Your goal:
Convert all of these records into a single numbered list, with blank lines omitted.

Stored records:
########################################
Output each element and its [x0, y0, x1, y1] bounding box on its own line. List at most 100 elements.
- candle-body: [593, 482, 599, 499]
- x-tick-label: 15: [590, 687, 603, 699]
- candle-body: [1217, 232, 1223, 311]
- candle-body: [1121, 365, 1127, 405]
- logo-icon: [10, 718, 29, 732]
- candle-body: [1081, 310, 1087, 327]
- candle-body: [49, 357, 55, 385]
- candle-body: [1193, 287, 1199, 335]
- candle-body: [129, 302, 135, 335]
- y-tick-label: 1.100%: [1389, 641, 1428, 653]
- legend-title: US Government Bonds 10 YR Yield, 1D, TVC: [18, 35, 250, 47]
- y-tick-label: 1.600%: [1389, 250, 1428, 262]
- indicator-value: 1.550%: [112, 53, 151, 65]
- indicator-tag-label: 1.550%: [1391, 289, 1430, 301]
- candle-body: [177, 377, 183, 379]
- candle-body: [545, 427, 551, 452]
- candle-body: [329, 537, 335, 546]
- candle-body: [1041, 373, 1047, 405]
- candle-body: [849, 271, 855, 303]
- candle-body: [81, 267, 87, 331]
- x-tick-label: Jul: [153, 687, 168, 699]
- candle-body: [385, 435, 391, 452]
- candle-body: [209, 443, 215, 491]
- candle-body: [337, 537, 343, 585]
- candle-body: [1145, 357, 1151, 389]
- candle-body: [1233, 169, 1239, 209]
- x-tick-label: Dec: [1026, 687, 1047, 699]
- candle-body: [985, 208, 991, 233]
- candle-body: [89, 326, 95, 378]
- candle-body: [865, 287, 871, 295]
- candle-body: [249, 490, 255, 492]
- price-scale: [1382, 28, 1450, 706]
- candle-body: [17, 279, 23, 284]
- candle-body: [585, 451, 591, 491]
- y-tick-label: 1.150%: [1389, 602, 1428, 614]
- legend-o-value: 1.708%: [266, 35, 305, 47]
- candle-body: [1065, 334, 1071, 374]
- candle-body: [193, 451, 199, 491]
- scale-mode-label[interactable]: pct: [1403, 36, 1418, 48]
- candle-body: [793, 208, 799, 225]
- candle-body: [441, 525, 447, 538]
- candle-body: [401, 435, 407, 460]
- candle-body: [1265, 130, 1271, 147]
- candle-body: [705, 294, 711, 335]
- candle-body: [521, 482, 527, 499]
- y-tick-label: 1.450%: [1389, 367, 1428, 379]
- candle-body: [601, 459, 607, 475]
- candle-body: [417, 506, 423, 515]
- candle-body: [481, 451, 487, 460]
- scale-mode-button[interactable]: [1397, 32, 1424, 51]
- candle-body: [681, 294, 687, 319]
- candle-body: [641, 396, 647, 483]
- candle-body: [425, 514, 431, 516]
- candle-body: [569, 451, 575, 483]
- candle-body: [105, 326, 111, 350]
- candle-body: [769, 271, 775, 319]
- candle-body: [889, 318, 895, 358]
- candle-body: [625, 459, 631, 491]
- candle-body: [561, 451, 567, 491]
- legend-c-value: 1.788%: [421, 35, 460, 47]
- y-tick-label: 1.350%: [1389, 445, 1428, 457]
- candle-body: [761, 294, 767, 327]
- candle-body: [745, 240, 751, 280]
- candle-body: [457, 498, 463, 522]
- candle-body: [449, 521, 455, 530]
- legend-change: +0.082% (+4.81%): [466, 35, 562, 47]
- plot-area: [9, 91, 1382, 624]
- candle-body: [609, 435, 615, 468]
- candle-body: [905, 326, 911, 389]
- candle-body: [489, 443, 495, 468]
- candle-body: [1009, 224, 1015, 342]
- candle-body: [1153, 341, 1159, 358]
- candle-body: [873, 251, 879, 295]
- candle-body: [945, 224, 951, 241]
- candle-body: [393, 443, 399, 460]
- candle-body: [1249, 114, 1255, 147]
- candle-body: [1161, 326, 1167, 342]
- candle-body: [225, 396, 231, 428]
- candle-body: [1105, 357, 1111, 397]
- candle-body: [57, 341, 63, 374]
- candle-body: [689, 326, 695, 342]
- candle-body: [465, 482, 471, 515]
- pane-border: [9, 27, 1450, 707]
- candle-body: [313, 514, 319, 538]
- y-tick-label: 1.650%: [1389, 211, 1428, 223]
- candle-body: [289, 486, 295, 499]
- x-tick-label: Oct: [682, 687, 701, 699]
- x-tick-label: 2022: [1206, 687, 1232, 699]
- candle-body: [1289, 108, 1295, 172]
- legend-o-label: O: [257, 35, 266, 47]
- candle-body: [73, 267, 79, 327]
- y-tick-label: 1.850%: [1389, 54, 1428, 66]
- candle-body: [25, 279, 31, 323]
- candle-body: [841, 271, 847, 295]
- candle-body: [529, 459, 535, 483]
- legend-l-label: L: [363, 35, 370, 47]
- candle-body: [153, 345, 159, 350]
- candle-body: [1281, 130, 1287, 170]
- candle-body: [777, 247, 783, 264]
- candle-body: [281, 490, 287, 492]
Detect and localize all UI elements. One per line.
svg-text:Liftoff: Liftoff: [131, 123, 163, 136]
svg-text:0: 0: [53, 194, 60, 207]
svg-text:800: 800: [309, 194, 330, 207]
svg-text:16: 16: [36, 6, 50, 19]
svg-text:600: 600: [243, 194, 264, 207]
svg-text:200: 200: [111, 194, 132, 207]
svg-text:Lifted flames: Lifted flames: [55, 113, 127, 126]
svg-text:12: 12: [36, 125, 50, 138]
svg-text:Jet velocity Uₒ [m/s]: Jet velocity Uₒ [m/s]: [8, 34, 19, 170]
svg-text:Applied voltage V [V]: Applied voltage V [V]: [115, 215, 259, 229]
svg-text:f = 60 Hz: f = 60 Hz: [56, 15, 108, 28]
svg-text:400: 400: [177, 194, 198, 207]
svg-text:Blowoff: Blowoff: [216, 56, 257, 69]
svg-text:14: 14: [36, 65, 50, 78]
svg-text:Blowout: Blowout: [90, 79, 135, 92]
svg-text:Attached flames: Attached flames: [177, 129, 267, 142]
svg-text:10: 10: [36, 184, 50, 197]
########################################
Output below:
1. Output each element and its [x0, y0, x1, y1] bounding box on its own line. List at most 100 elements.
2. - candle-body: [593, 482, 599, 499]
3. - x-tick-label: 15: [590, 687, 603, 699]
4. - candle-body: [1217, 232, 1223, 311]
5. - candle-body: [1121, 365, 1127, 405]
6. - logo-icon: [10, 718, 29, 732]
7. - candle-body: [1081, 310, 1087, 327]
8. - candle-body: [49, 357, 55, 385]
9. - candle-body: [1193, 287, 1199, 335]
10. - candle-body: [129, 302, 135, 335]
11. - y-tick-label: 1.100%: [1389, 641, 1428, 653]
12. - legend-title: US Government Bonds 10 YR Yield, 1D, TVC: [18, 35, 250, 47]
13. - y-tick-label: 1.600%: [1389, 250, 1428, 262]
14. - indicator-value: 1.550%: [112, 53, 151, 65]
15. - indicator-tag-label: 1.550%: [1391, 289, 1430, 301]
16. - candle-body: [177, 377, 183, 379]
17. - candle-body: [545, 427, 551, 452]
18. - candle-body: [329, 537, 335, 546]
19. - candle-body: [1041, 373, 1047, 405]
20. - candle-body: [849, 271, 855, 303]
21. - candle-body: [81, 267, 87, 331]
22. - x-tick-label: Jul: [153, 687, 168, 699]
23. - candle-body: [385, 435, 391, 452]
24. - candle-body: [209, 443, 215, 491]
25. - candle-body: [337, 537, 343, 585]
26. - candle-body: [1145, 357, 1151, 389]
27. - candle-body: [1233, 169, 1239, 209]
28. - x-tick-label: Dec: [1026, 687, 1047, 699]
29. - candle-body: [985, 208, 991, 233]
30. - candle-body: [89, 326, 95, 378]
31. - candle-body: [865, 287, 871, 295]
32. - candle-body: [249, 490, 255, 492]
33. - price-scale: [1382, 28, 1450, 706]
34. - candle-body: [17, 279, 23, 284]
35. - candle-body: [585, 451, 591, 491]
36. - y-tick-label: 1.150%: [1389, 602, 1428, 614]
37. - legend-o-value: 1.708%: [266, 35, 305, 47]
38. - candle-body: [1065, 334, 1071, 374]
39. - candle-body: [193, 451, 199, 491]
40. - scale-mode-label[interactable]: pct: [1403, 36, 1418, 48]
41. - candle-body: [793, 208, 799, 225]
42. - candle-body: [441, 525, 447, 538]
43. - candle-body: [401, 435, 407, 460]
44. - candle-body: [1265, 130, 1271, 147]
45. - candle-body: [705, 294, 711, 335]
46. - candle-body: [521, 482, 527, 499]
47. - y-tick-label: 1.450%: [1389, 367, 1428, 379]
48. - candle-body: [601, 459, 607, 475]
49. - candle-body: [417, 506, 423, 515]
50. - candle-body: [481, 451, 487, 460]
51. - scale-mode-button[interactable]: [1397, 32, 1424, 51]
52. - candle-body: [681, 294, 687, 319]
53. - candle-body: [641, 396, 647, 483]
54. - candle-body: [425, 514, 431, 516]
55. - candle-body: [569, 451, 575, 483]
56. - candle-body: [105, 326, 111, 350]
57. - candle-body: [769, 271, 775, 319]
58. - candle-body: [889, 318, 895, 358]
59. - candle-body: [625, 459, 631, 491]
60. - candle-body: [561, 451, 567, 491]
61. - legend-c-value: 1.788%: [421, 35, 460, 47]
62. - y-tick-label: 1.350%: [1389, 445, 1428, 457]
63. - candle-body: [761, 294, 767, 327]
64. - candle-body: [745, 240, 751, 280]
65. - candle-body: [457, 498, 463, 522]
66. - candle-body: [449, 521, 455, 530]
67. - legend-change: +0.082% (+4.81%): [466, 35, 562, 47]
68. - plot-area: [9, 91, 1382, 624]
69. - candle-body: [609, 435, 615, 468]
70. - candle-body: [905, 326, 911, 389]
71. - candle-body: [489, 443, 495, 468]
72. - candle-body: [1009, 224, 1015, 342]
73. - candle-body: [1153, 341, 1159, 358]
74. - candle-body: [873, 251, 879, 295]
75. - candle-body: [945, 224, 951, 241]
76. - candle-body: [393, 443, 399, 460]
77. - candle-body: [1249, 114, 1255, 147]
78. - candle-body: [1161, 326, 1167, 342]
79. - candle-body: [225, 396, 231, 428]
80. - candle-body: [1105, 357, 1111, 397]
81. - candle-body: [57, 341, 63, 374]
82. - candle-body: [689, 326, 695, 342]
83. - candle-body: [465, 482, 471, 515]
84. - pane-border: [9, 27, 1450, 707]
85. - candle-body: [313, 514, 319, 538]
86. - y-tick-label: 1.650%: [1389, 211, 1428, 223]
87. - candle-body: [289, 486, 295, 499]
88. - x-tick-label: Oct: [682, 687, 701, 699]
89. - x-tick-label: 2022: [1206, 687, 1232, 699]
90. - candle-body: [1289, 108, 1295, 172]
91. - legend-o-label: O: [257, 35, 266, 47]
92. - candle-body: [73, 267, 79, 327]
93. - y-tick-label: 1.850%: [1389, 54, 1428, 66]
94. - candle-body: [25, 279, 31, 323]
95. - candle-body: [841, 271, 847, 295]
96. - candle-body: [529, 459, 535, 483]
97. - legend-l-label: L: [363, 35, 370, 47]
98. - candle-body: [153, 345, 159, 350]
99. - candle-body: [1281, 130, 1287, 170]
100. - candle-body: [777, 247, 783, 264]
101. - candle-body: [281, 490, 287, 492]
102. Detect and localize all UI elements. One per line.
103. svg-text:Liftoff: Liftoff: [131, 123, 163, 136]
104. svg-text:0: 0: [53, 194, 60, 207]
105. svg-text:800: 800: [309, 194, 330, 207]
106. svg-text:16: 16: [36, 6, 50, 19]
107. svg-text:600: 600: [243, 194, 264, 207]
108. svg-text:200: 200: [111, 194, 132, 207]
109. svg-text:Lifted flames: Lifted flames: [55, 113, 127, 126]
110. svg-text:12: 12: [36, 125, 50, 138]
111. svg-text:Jet velocity Uₒ [m/s]: Jet velocity Uₒ [m/s]: [8, 34, 19, 170]
112. svg-text:Applied voltage V [V]: Applied voltage V [V]: [115, 215, 259, 229]
113. svg-text:f = 60 Hz: f = 60 Hz: [56, 15, 108, 28]
114. svg-text:400: 400: [177, 194, 198, 207]
115. svg-text:Blowoff: Blowoff: [216, 56, 257, 69]
116. svg-text:14: 14: [36, 65, 50, 78]
117. svg-text:Blowout: Blowout: [90, 79, 135, 92]
118. svg-text:Attached flames: Attached flames: [177, 129, 267, 142]
119. svg-text:10: 10: [36, 184, 50, 197]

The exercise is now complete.